*Exercise prompt*
Report every line from the material that contains the word "Agent".

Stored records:

==*==

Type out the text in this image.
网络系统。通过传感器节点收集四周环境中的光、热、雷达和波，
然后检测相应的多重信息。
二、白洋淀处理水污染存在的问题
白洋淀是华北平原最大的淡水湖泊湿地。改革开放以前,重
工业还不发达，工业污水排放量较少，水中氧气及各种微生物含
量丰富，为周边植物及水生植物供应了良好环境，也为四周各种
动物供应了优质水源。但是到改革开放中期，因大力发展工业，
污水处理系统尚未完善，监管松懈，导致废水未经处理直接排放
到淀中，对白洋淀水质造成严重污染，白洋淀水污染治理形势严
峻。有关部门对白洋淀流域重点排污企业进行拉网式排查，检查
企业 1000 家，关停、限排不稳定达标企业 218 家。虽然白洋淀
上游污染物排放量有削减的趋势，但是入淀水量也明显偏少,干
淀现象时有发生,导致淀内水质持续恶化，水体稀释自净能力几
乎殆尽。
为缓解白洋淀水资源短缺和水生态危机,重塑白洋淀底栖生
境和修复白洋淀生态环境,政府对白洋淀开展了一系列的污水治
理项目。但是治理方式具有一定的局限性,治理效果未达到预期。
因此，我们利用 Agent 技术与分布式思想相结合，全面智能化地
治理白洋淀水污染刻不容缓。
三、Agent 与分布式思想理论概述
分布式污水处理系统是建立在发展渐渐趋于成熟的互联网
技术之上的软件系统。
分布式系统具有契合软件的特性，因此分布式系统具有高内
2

==*==

*Correct output*
因此，我们利用 Agent 技术与分布式思想相结合，全面智能化地
三、Agent 与分布式思想理论概述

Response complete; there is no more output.